**STATED EXERCISE:**
Below are some entries; can you quote all of them exactly?
* * * * * * *
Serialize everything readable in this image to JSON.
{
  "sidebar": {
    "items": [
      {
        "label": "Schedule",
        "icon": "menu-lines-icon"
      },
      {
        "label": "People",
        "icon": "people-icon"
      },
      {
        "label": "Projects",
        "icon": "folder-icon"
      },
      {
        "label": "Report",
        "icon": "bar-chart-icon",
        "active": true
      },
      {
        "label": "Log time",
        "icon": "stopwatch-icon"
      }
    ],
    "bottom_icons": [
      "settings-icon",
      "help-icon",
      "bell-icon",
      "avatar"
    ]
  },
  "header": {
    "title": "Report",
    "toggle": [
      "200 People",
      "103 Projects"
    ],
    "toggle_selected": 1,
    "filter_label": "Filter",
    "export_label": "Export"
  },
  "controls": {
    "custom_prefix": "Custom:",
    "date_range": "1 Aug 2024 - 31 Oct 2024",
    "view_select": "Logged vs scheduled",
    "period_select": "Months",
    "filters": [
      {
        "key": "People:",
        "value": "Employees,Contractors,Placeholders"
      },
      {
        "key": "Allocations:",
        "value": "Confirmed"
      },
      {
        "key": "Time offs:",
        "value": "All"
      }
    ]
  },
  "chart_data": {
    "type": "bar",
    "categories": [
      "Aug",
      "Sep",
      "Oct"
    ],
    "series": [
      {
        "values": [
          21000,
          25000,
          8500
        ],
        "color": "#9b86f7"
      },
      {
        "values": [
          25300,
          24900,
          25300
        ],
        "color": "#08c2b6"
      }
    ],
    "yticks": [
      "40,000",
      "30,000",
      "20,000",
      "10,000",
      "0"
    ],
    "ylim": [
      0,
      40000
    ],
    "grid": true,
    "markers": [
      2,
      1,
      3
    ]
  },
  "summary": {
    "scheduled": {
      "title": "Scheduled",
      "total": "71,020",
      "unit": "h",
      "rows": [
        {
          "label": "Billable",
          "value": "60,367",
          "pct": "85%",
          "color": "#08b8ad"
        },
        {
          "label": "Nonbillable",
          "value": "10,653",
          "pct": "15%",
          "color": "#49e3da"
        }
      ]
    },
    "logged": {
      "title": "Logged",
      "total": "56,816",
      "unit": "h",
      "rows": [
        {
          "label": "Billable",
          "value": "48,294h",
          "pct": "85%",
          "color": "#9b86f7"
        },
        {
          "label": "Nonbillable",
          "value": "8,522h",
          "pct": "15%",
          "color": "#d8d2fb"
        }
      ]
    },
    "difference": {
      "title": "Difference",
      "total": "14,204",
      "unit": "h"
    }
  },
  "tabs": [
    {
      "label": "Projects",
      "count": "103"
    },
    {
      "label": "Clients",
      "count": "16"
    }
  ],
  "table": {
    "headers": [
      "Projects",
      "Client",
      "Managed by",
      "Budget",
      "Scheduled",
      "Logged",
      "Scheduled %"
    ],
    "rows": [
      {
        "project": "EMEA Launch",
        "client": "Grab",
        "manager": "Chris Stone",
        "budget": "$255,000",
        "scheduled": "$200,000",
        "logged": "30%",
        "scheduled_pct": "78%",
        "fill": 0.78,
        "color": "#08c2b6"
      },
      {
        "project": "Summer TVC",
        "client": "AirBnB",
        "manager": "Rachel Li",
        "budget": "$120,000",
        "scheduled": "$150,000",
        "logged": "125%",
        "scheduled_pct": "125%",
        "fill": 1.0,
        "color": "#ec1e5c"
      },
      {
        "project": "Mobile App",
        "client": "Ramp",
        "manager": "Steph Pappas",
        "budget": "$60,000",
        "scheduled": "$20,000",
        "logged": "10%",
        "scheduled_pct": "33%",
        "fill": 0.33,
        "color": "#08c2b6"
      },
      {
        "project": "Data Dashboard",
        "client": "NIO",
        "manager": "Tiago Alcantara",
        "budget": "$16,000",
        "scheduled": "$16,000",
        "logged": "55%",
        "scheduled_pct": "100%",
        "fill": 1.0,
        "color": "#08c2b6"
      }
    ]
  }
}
* * * * * * *
**ANSWER TO THE EXERCISE:**
Serialize everything readable in this image to JSON.
{
  "sidebar": {
    "items": [
      {
        "label": "Schedule",
        "icon": "menu-lines-icon"
      },
      {
        "label": "People",
        "icon": "people-icon"
      },
      {
        "label": "Projects",
        "icon": "folder-icon"
      },
      {
        "label": "Report",
        "icon": "bar-chart-icon",
        "active": true
      },
      {
        "label": "Log time",
        "icon": "stopwatch-icon"
      }
    ],
    "bottom_icons": [
      "settings-icon",
      "help-icon",
      "bell-icon",
      "avatar"
    ]
  },
  "header": {
    "title": "Report",
    "toggle": [
      "200 People",
      "103 Projects"
    ],
    "toggle_selected": 1,
    "filter_label": "Filter",
    "export_label": "Export"
  },
  "controls": {
    "custom_prefix": "Custom:",
    "date_range": "1 Aug 2024 - 31 Oct 2024",
    "view_select": "Logged vs scheduled",
    "period_select": "Months",
    "filters": [
      {
        "key": "People:",
        "value": "Employees,Contractors,Placeholders"
      },
      {
        "key": "Allocations:",
        "value": "Confirmed"
      },
      {
        "key": "Time offs:",
        "value": "All"
      }
    ]
  },
  "chart_data": {
    "type": "bar",
    "categories": [
      "Aug",
      "Sep",
      "Oct"
    ],
    "series": [
      {
        "values": [
          21000,
          25000,
          8500
        ],
        "color": "#9b86f7"
      },
      {
        "values": [
          25300,
          24900,
          25300
        ],
        "color": "#08c2b6"
      }
    ],
    "yticks": [
      "40,000",
      "30,000",
      "20,000",
      "10,000",
      "0"
    ],
    "ylim": [
      0,
      40000
    ],
    "grid": true,
    "markers": [
      2,
      1,
      3
    ]
  },
  "summary": {
    "scheduled": {
      "title": "Scheduled",
      "total": "71,020",
      "unit": "h",
      "rows": [
        {
          "label": "Billable",
          "value": "60,367",
          "pct": "85%",
          "color": "#08b8ad"
        },
        {
          "label": "Nonbillable",
          "value": "10,653",
          "pct": "15%",
          "color": "#49e3da"
        }
      ]
    },
    "logged": {
      "title": "Logged",
      "total": "56,816",
      "unit": "h",
      "rows": [
        {
          "label": "Billable",
          "value": "48,294h",
          "pct": "85%",
          "color": "#9b86f7"
        },
        {
          "label": "Nonbillable",
          "value": "8,522h",
          "pct": "15%",
          "color": "#d8d2fb"
        }
      ]
    },
    "difference": {
      "title": "Difference",
      "total": "14,204",
      "unit": "h"
    }
  },
  "tabs": [
    {
      "label": "Projects",
      "count": "103"
    },
    {
      "label": "Clients",
      "count": "16"
    }
  ],
  "table": {
    "headers": [
      "Projects",
      "Client",
      "Managed by",
      "Budget",
      "Scheduled",
      "Logged",
      "Scheduled %"
    ],
    "rows": [
      {
        "project": "EMEA Launch",
        "client": "Grab",
        "manager": "Chris Stone",
        "budget": "$255,000",
        "scheduled": "$200,000",
        "logged": "30%",
        "scheduled_pct": "78%",
        "fill": 0.78,
        "color": "#08c2b6"
      },
      {
        "project": "Summer TVC",
        "client": "AirBnB",
        "manager": "Rachel Li",
        "budget": "$120,000",
        "scheduled": "$150,000",
        "logged": "125%",
        "scheduled_pct": "125%",
        "fill": 1.0,
        "color": "#ec1e5c"
      },
      {
        "project": "Mobile App",
        "client": "Ramp",
        "manager": "Steph Pappas",
        "budget": "$60,000",
        "scheduled": "$20,000",
        "logged": "10%",
        "scheduled_pct": "33%",
        "fill": 0.33,
        "color": "#08c2b6"
      },
      {
        "project": "Data Dashboard",
        "client": "NIO",
        "manager": "Tiago Alcantara",
        "budget": "$16,000",
        "scheduled": "$16,000",
        "logged": "55%",
        "scheduled_pct": "100%",
        "fill": 1.0,
        "color": "#08c2b6"
      }
    ]
  }
}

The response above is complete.